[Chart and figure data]
•••••

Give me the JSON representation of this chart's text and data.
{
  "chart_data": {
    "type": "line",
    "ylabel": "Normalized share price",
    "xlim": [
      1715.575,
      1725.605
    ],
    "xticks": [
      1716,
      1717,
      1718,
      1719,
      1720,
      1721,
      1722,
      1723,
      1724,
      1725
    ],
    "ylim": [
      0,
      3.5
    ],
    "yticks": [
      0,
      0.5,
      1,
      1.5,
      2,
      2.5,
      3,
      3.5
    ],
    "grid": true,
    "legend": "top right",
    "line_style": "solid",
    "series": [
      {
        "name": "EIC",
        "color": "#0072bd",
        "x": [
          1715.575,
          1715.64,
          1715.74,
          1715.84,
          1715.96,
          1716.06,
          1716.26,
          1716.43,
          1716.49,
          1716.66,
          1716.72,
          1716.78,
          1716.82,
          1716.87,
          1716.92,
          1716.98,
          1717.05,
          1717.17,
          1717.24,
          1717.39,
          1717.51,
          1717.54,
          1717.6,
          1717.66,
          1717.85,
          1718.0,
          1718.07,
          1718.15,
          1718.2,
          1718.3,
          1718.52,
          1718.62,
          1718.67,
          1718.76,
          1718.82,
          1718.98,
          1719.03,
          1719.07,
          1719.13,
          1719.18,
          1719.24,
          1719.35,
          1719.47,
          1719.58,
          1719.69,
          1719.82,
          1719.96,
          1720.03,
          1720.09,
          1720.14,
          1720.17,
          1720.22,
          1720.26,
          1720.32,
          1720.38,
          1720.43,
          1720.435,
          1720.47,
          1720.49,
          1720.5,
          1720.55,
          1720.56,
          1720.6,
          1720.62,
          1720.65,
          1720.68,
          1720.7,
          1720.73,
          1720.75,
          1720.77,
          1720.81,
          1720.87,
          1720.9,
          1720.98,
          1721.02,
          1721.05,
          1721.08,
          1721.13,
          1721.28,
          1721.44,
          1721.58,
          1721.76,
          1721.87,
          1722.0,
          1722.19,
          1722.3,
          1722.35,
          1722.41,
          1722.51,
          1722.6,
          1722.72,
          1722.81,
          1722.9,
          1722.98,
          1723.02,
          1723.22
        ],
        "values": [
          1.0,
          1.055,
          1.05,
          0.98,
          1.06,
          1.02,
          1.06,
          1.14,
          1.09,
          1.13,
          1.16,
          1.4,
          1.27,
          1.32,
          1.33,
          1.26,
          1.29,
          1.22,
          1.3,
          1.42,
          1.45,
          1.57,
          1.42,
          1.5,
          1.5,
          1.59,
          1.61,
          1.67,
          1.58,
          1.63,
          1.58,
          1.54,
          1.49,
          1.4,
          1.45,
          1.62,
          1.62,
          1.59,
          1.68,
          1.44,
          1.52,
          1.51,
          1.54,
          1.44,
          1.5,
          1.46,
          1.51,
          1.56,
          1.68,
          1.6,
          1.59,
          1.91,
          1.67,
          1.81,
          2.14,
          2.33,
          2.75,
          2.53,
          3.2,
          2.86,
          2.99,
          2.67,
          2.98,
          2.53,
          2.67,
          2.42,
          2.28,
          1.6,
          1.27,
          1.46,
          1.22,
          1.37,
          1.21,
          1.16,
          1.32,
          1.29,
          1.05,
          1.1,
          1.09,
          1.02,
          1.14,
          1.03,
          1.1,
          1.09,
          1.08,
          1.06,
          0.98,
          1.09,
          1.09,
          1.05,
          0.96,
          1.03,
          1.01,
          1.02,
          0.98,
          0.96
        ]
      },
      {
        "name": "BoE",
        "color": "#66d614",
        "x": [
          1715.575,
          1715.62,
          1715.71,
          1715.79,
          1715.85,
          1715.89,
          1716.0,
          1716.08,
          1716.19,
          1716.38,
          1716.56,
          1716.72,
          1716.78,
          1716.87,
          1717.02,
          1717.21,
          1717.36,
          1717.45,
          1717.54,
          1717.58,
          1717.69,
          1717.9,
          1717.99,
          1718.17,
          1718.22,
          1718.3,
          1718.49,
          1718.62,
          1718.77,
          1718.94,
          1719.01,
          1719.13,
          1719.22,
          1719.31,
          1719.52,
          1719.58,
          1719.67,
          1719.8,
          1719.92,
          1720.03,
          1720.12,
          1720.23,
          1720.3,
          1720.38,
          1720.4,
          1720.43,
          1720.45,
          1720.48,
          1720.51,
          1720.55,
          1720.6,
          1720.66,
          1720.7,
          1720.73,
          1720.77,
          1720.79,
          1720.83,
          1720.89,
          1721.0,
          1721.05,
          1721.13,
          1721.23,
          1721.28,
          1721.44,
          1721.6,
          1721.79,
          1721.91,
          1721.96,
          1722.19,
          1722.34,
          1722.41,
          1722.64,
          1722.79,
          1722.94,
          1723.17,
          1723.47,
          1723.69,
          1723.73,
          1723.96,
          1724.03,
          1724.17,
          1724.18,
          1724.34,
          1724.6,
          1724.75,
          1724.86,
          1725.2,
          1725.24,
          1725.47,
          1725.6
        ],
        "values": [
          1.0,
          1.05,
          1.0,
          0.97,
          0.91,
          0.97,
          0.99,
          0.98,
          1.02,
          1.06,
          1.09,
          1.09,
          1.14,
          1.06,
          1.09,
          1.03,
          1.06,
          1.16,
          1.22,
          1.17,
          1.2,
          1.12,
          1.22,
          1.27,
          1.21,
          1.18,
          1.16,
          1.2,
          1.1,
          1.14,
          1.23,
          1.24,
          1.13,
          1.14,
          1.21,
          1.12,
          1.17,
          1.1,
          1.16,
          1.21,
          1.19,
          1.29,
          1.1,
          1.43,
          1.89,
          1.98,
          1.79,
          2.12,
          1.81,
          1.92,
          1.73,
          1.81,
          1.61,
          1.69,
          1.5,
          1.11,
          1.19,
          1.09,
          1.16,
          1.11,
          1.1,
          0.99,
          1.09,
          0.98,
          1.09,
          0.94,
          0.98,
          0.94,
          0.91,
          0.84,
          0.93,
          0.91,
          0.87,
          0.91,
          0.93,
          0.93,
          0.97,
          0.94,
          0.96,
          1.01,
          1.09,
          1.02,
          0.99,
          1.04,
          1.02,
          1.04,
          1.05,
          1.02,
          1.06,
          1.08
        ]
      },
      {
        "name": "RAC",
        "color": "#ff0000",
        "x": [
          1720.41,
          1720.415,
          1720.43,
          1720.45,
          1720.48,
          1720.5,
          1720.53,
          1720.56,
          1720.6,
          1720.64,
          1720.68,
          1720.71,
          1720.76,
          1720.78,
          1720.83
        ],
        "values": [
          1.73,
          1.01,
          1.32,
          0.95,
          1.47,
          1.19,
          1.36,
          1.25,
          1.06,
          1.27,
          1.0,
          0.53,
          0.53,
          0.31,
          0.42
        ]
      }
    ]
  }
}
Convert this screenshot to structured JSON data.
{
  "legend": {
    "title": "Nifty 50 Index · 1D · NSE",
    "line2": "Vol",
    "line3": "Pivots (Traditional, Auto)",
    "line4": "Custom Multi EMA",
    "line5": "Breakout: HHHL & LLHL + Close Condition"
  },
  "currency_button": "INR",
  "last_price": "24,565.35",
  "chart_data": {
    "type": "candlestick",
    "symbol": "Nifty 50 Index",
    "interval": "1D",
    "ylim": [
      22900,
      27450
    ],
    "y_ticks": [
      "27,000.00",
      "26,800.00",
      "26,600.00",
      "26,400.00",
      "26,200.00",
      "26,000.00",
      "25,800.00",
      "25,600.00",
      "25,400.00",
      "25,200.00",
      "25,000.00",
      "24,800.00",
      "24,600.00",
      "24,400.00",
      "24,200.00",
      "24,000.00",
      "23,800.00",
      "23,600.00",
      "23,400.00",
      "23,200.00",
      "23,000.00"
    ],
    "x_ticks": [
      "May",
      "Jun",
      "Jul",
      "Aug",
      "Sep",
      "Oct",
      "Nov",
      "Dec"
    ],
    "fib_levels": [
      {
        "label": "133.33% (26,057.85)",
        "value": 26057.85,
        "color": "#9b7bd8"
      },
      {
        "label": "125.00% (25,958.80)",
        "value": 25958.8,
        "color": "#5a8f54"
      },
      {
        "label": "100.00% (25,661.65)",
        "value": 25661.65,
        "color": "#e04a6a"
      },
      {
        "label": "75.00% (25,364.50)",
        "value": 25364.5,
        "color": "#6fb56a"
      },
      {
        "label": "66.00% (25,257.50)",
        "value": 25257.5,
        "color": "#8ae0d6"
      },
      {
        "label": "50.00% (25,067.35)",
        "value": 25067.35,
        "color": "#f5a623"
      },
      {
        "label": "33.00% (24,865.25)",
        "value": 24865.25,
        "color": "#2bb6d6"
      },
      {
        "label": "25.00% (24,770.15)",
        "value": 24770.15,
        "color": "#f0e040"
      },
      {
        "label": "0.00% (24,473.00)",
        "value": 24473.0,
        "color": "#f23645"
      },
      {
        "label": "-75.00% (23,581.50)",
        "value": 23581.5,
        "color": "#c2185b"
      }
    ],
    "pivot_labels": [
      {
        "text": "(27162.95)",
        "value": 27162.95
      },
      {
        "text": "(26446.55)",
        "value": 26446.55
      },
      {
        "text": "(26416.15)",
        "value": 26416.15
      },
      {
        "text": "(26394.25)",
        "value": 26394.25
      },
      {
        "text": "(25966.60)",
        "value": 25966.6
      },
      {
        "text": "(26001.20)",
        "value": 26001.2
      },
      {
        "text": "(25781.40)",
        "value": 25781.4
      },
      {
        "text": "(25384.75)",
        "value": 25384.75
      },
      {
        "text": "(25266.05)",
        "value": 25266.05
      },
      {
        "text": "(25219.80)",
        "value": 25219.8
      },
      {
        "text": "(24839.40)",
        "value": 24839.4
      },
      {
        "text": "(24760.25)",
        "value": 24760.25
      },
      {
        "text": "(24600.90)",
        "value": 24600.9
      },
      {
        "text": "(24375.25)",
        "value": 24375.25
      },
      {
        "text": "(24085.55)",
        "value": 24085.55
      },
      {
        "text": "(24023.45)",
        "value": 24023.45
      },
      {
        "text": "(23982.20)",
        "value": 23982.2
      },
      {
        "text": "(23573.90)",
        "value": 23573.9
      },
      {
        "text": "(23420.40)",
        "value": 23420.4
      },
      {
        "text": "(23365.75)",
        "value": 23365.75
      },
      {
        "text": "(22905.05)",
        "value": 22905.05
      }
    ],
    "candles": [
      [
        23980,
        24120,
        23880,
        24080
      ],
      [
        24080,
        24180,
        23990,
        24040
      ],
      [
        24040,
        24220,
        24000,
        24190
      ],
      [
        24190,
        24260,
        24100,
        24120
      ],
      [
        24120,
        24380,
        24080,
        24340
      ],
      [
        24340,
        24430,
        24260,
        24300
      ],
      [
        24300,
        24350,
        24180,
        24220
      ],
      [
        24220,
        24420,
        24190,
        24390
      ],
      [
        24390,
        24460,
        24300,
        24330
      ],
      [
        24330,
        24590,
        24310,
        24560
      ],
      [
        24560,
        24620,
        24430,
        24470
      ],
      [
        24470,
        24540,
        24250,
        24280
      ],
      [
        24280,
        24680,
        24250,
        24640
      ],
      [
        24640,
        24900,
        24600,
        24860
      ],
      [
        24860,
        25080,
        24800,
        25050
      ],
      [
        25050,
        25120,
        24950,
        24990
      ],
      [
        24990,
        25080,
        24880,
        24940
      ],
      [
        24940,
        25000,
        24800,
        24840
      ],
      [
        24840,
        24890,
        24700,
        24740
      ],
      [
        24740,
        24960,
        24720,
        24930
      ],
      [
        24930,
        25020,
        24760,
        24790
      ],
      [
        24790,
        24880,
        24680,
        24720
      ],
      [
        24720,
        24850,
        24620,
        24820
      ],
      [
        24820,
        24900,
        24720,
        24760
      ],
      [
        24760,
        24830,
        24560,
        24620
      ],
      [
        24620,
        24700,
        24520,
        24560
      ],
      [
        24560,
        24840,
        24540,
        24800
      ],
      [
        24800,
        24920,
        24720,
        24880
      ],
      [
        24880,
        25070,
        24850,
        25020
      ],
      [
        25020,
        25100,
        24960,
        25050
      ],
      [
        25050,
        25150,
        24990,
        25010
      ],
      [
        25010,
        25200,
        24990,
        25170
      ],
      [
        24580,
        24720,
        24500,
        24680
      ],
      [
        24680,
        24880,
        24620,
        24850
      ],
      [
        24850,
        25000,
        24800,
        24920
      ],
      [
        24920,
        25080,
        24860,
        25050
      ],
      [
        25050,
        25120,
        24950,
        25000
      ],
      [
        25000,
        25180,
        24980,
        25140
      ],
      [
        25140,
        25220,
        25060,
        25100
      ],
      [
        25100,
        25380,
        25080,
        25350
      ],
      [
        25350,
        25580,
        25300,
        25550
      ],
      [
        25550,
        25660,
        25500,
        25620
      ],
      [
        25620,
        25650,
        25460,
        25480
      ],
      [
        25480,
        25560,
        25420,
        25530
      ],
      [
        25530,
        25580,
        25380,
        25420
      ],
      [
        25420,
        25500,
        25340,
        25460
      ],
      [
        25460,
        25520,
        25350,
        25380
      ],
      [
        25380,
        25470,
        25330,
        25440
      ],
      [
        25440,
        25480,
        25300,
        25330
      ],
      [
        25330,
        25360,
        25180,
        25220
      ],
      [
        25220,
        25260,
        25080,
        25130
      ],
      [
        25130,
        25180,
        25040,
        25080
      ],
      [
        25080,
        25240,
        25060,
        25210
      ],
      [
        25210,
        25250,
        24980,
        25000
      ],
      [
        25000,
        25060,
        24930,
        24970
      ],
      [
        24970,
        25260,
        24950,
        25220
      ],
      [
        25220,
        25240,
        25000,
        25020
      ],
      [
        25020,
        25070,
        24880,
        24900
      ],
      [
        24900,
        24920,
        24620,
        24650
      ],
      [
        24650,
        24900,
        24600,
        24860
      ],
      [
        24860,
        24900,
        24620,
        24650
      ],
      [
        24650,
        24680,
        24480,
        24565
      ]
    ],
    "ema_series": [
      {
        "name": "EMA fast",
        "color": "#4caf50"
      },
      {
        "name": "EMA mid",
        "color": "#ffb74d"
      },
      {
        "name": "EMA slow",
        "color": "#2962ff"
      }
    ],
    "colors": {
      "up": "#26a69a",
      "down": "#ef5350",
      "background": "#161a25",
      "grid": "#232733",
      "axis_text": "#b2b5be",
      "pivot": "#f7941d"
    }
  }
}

•••••

▸ What you need to do
Copy all lines above containing the string "Nifty".

▸ Answer to this task
    "title": "Nifty 50 Index · 1D · NSE",
    "symbol": "Nifty 50 Index",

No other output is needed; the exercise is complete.